STUDY TEXT >>
■ ■ ■ ■ ■
Homelessness is a societal problem with many different implications for the homeless persons. To a degree in the United States, homelessness is now becoming illegal as is helping the homeless. For certain, a society can be judged how it treats its homeless, and in the United States, the legal establishment has not been kind to the homeless.

The documentary “Lost Angeles: Skid Row Is My Home” focuses on several homeless persons who live in Skid Row in Los Angeles. Skid Row is a fifty block conglomerate of primarily single adult housing units and is a low economic area with arguably the nation’s largest homeless population. It was established by a court case, Jones v. City of Los Angeles after it was found unconstitutional under the eight amendment’s prohibition of cruel and unusual punishment that police could not destroy homeless camps in Skid Row because of the city’s housing shortage and thus the actions of the homeless could not be criminalized. Skid Row is a place of institutional proportions because it is also home to a large number of mentally ill persons. When the mental asylums were closed in the 1980’s by President Reagan, the policy toward the mentally ill became one of pharmaceuticals and little else support. The reason why so many people are homeless also have mentally health issues is because of the lack of community support, and in Los Angeles, many of them end up at Skid Row. Similarly, the Cook County Jail, LA’s jail, is also the largest mental health facility in the United States. The prevalence of jail and homelessness for the mentally ill makes logical sense since many cannot create the stability in order to lead productively healthy lives. Skid Row is an institution in and of itself for the mentally ill.
■ ■ ■ ■ ■
Stored data:
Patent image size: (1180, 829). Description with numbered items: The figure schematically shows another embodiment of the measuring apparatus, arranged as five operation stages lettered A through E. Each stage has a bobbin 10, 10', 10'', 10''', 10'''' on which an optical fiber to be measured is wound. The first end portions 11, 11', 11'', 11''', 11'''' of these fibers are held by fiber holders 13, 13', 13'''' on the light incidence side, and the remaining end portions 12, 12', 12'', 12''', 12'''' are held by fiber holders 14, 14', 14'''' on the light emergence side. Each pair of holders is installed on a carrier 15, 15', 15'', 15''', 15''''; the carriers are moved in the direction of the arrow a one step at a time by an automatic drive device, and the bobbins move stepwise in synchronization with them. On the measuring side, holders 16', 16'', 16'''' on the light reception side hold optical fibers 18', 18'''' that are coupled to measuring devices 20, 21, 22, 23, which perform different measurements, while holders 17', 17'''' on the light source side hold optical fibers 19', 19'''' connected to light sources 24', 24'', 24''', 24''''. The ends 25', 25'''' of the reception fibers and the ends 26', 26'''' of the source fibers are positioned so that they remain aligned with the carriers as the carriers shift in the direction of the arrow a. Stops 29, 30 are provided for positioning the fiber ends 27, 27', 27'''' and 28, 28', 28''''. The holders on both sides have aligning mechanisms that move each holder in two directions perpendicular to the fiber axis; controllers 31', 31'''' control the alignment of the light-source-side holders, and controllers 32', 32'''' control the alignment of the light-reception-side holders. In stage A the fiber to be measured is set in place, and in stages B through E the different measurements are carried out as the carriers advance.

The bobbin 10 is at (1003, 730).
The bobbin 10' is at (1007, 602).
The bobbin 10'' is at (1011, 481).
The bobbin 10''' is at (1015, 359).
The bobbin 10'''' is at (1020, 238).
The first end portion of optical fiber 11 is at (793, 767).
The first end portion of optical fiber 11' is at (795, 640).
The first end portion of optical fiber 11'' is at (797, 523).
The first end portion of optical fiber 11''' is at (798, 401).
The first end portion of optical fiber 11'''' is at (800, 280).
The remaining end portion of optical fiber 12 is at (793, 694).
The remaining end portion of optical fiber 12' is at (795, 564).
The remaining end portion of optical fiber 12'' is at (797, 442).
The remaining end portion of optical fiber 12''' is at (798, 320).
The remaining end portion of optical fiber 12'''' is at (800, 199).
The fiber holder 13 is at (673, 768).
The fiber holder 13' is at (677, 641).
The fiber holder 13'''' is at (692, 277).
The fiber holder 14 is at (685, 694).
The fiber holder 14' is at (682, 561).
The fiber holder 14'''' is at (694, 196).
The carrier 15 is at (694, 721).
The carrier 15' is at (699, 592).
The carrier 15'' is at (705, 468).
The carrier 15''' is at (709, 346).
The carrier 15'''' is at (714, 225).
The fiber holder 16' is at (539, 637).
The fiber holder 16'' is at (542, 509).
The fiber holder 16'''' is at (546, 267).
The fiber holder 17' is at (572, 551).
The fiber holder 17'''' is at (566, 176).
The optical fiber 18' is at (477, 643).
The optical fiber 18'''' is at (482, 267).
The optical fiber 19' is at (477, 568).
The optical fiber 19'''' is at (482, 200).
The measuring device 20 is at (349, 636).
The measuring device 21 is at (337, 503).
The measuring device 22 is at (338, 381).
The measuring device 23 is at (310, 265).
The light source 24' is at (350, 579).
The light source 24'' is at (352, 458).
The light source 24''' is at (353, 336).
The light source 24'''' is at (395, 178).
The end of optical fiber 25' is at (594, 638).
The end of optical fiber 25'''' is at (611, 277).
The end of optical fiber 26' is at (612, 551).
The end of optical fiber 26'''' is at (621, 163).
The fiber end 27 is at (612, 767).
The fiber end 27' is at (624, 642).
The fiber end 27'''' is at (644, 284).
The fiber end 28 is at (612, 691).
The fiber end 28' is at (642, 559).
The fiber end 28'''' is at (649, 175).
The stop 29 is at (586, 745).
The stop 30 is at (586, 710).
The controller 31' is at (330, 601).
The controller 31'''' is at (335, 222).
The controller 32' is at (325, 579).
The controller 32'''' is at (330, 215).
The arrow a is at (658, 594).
■ ■ ■ ■ ■
WHAT IS NEEDED >> Translate this sentence from the text on homelessness and Skid Row into Spanish: "Skid Row is a place of institutional proportions because it is also home to a large number of mentally ill persons."

ANSWER SPACE >> Skid Row es un lugar de proporciones institucionales porque también es el hogar de un gran número de personas con enfermedades mentales.